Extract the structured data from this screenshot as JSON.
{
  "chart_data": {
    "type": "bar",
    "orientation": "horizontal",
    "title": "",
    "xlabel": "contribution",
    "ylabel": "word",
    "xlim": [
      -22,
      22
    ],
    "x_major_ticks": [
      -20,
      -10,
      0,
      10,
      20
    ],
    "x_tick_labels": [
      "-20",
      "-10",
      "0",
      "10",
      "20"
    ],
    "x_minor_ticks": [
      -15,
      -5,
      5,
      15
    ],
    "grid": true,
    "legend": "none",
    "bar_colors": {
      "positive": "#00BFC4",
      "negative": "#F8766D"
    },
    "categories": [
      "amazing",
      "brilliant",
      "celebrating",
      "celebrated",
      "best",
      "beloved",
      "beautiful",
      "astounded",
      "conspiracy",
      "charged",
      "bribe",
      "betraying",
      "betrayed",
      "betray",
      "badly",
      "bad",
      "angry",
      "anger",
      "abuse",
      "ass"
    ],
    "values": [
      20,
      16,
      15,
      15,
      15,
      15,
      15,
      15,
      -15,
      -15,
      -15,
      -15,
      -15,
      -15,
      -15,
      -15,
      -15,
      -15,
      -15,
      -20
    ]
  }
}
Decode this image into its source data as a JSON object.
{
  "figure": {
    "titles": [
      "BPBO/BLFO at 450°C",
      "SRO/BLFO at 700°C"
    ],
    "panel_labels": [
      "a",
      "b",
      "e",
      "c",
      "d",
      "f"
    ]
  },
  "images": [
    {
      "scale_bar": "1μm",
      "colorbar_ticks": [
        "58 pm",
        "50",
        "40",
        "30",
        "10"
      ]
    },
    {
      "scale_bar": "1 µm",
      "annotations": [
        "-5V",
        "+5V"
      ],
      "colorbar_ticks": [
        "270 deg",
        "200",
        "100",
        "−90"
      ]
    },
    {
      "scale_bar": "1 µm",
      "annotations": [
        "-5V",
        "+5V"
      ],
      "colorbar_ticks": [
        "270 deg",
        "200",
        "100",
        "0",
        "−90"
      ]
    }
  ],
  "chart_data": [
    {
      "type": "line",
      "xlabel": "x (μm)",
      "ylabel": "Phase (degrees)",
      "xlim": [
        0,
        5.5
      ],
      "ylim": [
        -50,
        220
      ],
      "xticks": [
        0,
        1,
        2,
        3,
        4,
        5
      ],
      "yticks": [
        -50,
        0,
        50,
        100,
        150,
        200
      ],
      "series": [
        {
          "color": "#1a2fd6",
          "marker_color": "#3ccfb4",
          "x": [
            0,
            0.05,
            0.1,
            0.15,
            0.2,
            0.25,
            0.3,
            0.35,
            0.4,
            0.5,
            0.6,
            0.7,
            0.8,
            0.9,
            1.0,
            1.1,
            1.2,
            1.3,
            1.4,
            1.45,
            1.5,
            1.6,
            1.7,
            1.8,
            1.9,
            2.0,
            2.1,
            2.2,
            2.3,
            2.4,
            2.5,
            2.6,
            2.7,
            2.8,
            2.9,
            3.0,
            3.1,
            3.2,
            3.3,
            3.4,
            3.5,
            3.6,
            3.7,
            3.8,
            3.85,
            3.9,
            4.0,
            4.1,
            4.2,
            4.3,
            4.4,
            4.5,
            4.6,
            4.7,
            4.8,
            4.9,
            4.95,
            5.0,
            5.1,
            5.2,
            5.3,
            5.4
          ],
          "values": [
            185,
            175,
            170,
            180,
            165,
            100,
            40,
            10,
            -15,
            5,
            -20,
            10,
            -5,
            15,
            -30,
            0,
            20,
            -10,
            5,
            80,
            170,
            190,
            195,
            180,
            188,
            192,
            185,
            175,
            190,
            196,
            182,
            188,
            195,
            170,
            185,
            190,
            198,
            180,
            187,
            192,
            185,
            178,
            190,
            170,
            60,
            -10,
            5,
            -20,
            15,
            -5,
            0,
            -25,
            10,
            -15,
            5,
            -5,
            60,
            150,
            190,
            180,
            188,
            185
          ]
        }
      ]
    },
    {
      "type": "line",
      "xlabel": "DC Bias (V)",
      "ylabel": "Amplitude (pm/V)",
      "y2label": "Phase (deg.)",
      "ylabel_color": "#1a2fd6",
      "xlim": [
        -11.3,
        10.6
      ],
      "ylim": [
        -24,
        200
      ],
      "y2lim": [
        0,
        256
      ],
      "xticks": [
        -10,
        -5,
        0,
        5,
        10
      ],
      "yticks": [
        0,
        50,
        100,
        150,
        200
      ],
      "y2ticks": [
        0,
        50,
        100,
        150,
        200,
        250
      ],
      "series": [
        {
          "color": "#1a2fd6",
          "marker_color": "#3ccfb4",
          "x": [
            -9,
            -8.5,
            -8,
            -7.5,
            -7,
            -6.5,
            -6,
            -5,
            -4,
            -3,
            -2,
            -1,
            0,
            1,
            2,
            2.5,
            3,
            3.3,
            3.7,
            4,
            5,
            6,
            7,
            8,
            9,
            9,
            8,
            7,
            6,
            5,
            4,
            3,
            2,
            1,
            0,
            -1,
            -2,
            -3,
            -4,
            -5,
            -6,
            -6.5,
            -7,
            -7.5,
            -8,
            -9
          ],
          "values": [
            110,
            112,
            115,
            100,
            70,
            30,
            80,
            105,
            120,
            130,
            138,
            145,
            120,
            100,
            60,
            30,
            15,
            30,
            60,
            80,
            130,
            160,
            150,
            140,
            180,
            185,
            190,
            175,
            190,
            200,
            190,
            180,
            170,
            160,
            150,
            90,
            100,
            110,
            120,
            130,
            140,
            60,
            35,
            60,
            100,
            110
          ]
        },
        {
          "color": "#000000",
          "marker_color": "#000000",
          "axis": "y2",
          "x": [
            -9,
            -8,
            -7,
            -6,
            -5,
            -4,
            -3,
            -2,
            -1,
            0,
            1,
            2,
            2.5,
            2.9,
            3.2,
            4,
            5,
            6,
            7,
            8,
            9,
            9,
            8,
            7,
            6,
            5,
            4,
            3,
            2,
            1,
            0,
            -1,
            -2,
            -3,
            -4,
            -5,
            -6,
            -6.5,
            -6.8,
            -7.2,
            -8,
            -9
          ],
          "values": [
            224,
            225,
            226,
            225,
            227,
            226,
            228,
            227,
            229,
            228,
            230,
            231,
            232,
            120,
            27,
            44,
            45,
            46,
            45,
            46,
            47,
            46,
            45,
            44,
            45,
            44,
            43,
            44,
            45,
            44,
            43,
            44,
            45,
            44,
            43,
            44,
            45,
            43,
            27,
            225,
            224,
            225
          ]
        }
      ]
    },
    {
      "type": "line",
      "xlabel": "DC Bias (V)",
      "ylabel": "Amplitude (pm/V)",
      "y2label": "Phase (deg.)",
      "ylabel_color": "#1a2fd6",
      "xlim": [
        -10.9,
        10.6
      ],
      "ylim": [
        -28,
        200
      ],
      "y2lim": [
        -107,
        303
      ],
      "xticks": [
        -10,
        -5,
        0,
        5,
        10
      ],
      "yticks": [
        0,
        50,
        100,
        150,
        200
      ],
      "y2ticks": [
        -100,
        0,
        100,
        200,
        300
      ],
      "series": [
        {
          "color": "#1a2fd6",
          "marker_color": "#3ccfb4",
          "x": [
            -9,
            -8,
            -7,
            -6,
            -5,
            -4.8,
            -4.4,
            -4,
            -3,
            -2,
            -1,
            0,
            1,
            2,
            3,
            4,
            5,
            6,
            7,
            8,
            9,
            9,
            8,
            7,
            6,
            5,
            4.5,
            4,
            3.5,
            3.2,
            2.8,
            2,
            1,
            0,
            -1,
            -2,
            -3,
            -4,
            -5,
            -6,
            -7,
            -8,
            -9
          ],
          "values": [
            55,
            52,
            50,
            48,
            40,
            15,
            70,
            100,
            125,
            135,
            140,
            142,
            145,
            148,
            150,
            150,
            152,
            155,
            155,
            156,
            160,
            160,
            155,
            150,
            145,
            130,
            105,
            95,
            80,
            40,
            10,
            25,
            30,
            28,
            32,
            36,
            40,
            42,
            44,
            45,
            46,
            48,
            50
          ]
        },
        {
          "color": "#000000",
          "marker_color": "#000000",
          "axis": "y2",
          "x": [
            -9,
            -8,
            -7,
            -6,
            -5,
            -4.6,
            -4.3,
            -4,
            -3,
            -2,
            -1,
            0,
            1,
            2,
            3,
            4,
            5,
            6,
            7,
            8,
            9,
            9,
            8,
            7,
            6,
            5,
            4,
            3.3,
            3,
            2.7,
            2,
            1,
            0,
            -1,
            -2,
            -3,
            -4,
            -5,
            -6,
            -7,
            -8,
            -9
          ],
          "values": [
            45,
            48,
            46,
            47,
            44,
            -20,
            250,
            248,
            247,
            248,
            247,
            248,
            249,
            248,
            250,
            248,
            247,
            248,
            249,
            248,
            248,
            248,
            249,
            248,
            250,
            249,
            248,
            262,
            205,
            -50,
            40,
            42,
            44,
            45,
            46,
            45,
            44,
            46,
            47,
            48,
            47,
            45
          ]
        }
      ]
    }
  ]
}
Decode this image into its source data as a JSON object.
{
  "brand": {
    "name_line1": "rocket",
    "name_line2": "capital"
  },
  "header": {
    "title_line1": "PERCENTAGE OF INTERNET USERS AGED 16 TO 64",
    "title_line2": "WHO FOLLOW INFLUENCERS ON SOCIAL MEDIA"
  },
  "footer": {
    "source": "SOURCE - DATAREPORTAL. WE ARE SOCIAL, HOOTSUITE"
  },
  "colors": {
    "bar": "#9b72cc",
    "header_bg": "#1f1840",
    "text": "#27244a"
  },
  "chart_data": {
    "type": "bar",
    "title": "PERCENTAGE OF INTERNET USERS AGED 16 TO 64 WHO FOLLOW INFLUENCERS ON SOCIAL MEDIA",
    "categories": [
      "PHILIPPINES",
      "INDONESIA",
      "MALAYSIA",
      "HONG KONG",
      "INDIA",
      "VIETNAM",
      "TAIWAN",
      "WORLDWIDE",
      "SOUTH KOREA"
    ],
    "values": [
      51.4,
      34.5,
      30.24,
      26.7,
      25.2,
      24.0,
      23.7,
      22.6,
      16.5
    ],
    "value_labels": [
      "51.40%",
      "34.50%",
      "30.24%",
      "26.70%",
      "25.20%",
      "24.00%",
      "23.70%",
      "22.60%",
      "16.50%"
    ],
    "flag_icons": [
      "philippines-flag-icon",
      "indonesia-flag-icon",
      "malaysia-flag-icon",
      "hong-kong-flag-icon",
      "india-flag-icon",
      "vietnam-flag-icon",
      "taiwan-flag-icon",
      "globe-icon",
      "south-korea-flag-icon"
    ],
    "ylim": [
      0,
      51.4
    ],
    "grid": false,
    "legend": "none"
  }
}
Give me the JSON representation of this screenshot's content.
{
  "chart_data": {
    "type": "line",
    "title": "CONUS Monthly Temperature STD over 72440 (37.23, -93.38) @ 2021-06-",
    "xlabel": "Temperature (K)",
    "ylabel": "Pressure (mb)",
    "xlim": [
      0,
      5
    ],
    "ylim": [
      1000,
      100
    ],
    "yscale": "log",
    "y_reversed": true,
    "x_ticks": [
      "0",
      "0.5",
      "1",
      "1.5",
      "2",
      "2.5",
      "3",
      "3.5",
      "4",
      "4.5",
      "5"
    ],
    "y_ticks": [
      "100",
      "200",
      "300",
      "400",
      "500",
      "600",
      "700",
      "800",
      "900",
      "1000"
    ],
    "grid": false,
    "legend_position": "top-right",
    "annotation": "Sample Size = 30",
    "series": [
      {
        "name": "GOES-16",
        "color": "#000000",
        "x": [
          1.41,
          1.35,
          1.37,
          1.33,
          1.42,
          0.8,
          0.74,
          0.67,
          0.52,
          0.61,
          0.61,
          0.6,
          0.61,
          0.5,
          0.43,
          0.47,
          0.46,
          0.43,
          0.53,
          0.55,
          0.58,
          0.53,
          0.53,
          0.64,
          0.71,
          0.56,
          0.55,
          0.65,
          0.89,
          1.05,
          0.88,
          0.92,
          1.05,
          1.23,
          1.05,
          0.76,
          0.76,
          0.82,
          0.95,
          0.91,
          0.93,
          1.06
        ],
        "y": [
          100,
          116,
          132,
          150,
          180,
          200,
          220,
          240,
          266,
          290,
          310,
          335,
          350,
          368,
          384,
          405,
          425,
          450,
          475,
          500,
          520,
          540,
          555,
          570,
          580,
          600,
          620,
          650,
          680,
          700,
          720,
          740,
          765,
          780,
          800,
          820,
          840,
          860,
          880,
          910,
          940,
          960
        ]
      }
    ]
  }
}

★ ★ ★ ★ ★

* [Task to complete]: Tally the lines of the preceding listing in which the word "xlabel" appears; state nothing but the total.

* [Response]: 5